- _Exercise description_
From the listing below, extract each entry exactly as written, minus the images.

- _Record set_
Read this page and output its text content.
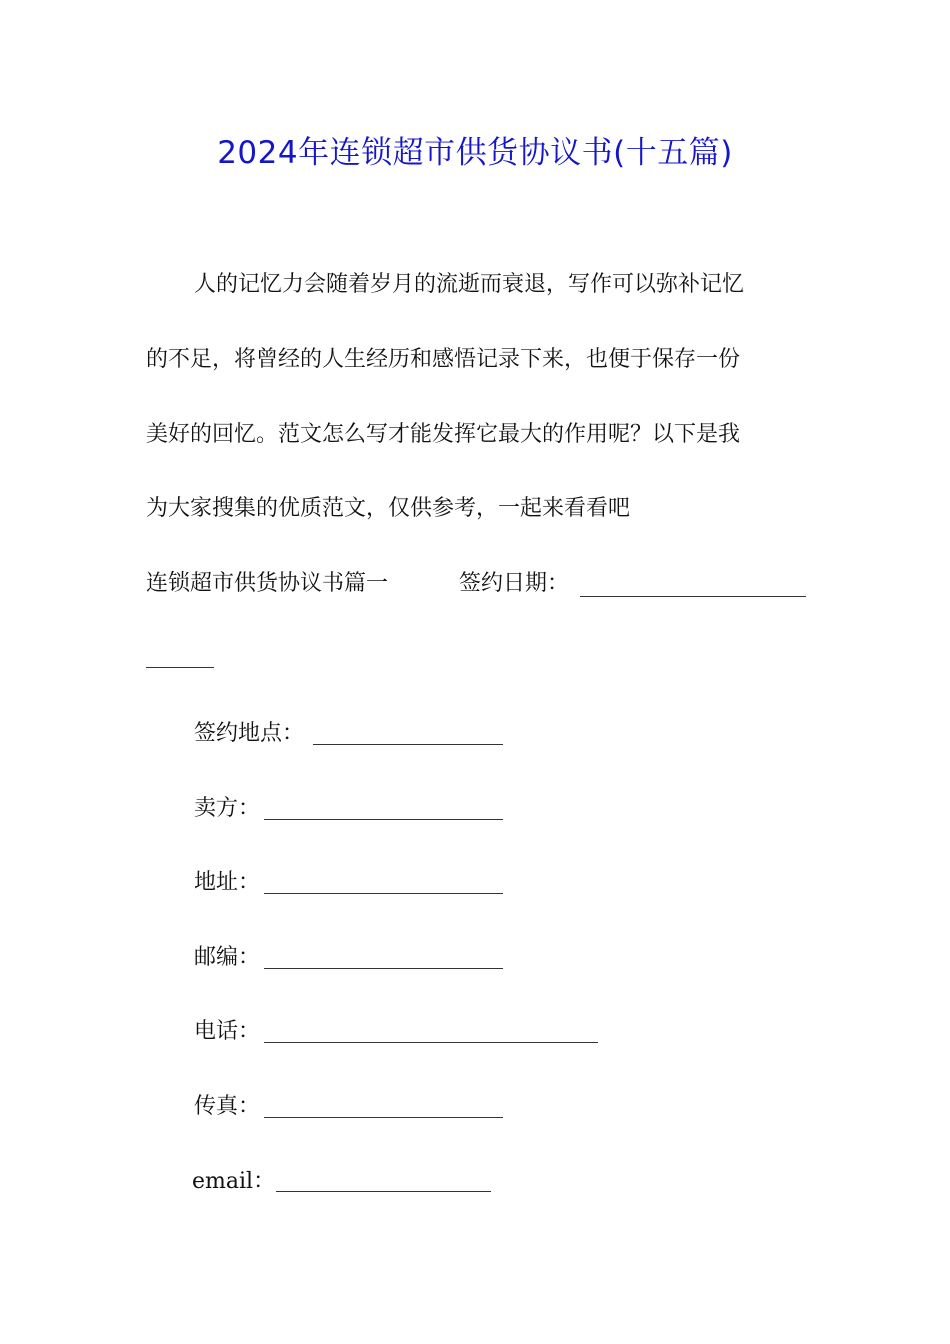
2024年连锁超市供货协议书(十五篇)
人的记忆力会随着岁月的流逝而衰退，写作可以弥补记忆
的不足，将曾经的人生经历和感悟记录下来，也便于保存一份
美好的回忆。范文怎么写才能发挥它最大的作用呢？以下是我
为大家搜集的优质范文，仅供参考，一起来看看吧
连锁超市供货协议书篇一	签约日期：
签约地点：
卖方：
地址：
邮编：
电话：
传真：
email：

- _Response to this task_
Read this page and output its text content.
2024年连锁超市供货协议书(十五篇)
人的记忆力会随着岁月的流逝而衰退，写作可以弥补记忆
的不足，将曾经的人生经历和感悟记录下来，也便于保存一份
美好的回忆。范文怎么写才能发挥它最大的作用呢？以下是我
为大家搜集的优质范文，仅供参考，一起来看看吧
连锁超市供货协议书篇一	签约日期：
签约地点：
卖方：
地址：
邮编：
电话：
传真：
email：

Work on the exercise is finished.